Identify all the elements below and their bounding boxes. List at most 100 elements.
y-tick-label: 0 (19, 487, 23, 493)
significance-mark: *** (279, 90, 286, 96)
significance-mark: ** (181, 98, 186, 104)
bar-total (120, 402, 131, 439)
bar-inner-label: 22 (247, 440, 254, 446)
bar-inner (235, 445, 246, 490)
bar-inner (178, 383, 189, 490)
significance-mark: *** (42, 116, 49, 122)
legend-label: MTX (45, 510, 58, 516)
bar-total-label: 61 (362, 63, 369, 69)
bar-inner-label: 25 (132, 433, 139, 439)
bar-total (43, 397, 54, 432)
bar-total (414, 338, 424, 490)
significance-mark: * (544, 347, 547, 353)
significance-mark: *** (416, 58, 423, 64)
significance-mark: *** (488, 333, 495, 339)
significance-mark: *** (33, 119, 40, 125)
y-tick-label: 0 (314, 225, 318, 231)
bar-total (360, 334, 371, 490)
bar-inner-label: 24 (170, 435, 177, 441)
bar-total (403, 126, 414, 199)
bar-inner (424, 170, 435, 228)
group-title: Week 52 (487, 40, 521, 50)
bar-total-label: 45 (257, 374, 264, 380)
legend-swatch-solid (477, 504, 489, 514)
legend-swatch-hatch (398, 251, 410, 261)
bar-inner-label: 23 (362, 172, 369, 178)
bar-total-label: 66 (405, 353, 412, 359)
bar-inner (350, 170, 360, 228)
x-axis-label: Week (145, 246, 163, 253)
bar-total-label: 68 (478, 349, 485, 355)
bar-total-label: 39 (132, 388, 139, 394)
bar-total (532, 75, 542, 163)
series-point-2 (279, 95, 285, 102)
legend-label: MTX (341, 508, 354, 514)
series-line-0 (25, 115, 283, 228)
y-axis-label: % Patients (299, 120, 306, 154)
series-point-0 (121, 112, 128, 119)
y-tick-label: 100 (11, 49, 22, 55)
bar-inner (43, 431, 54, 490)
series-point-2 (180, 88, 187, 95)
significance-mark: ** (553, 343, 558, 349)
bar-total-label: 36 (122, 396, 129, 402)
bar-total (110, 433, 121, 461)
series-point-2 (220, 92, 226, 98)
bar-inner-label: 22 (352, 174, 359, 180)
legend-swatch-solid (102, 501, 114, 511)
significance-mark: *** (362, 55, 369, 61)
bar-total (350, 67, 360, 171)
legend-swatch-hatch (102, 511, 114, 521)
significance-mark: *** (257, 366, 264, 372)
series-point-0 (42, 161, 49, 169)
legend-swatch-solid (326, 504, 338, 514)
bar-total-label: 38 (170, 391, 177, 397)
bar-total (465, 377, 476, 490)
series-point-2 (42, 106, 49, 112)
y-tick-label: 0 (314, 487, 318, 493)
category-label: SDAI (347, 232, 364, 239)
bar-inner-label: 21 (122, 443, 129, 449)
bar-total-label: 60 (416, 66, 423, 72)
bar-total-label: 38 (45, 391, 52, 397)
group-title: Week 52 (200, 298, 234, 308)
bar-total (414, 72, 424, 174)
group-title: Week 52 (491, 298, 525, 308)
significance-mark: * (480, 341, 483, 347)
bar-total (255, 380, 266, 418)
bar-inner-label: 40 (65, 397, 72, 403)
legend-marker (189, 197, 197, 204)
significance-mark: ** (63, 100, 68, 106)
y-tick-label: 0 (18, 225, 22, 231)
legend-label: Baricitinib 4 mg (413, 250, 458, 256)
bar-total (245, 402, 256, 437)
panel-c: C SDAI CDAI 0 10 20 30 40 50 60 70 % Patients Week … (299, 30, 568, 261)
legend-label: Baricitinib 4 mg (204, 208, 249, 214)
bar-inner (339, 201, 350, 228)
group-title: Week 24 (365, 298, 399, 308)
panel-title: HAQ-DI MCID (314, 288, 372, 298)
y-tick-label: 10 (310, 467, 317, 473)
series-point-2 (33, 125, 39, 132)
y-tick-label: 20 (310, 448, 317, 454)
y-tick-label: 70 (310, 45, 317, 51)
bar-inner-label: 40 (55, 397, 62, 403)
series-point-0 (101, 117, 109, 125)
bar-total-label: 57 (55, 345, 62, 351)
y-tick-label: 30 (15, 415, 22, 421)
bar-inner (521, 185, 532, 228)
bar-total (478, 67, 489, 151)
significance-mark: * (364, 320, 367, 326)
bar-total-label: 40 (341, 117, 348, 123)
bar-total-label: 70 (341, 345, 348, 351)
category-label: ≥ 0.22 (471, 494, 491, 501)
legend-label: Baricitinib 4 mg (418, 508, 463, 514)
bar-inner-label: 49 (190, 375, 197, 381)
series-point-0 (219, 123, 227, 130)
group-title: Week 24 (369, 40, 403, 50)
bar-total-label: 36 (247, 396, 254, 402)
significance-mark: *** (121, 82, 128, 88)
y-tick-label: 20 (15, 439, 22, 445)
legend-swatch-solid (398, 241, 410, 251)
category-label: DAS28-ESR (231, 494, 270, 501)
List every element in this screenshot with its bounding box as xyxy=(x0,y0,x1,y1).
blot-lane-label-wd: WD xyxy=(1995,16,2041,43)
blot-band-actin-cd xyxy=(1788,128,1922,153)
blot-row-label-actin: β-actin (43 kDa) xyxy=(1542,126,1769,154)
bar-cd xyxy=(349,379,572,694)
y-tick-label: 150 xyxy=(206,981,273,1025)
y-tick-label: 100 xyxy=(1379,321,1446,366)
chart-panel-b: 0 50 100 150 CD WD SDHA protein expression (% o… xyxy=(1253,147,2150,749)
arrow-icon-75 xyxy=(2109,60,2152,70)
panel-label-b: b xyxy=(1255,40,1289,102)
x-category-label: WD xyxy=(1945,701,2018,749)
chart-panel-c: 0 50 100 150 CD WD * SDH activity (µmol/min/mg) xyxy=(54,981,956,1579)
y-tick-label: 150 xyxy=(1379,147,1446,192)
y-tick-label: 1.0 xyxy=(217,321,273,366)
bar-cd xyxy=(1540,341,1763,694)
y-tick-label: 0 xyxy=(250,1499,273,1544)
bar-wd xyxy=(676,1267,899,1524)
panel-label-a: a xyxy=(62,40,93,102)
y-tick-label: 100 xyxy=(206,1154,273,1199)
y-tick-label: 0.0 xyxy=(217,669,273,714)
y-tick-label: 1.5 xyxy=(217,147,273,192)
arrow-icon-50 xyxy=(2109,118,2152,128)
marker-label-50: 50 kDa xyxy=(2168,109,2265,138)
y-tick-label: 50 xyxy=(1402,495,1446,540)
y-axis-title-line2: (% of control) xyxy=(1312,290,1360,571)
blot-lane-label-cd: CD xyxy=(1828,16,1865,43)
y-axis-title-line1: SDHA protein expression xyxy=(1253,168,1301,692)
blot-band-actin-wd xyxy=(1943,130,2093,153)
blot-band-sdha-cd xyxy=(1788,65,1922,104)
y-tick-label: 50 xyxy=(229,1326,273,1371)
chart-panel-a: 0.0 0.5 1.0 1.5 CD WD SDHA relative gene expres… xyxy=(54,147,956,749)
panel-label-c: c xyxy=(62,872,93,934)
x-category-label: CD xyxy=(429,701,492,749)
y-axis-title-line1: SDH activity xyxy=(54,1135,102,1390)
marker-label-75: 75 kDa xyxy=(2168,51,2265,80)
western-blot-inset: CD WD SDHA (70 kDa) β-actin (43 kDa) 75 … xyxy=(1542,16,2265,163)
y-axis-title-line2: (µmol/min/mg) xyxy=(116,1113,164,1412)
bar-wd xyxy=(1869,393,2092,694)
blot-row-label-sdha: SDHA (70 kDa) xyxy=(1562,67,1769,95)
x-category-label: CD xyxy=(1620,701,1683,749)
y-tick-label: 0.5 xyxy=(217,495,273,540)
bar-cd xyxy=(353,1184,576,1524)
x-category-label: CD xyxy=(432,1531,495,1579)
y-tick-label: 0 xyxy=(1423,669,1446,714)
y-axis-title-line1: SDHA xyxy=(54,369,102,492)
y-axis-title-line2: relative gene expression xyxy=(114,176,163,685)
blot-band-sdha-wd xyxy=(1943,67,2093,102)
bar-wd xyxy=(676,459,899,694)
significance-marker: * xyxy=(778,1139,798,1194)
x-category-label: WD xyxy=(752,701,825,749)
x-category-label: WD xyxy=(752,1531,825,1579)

Task details: Show all lines above holding "category".

Reply:
category-label: SDAI (347, 232, 364, 239)
category-label: ≥ 0.22 (471, 494, 491, 501)
category-label: DAS28-ESR (231, 494, 270, 501)
x-category-label: WD xyxy=(1945,701,2018,749)
x-category-label: CD xyxy=(429,701,492,749)
x-category-label: CD xyxy=(1620,701,1683,749)
x-category-label: CD xyxy=(432,1531,495,1579)
x-category-label: WD xyxy=(752,701,825,749)
x-category-label: WD xyxy=(752,1531,825,1579)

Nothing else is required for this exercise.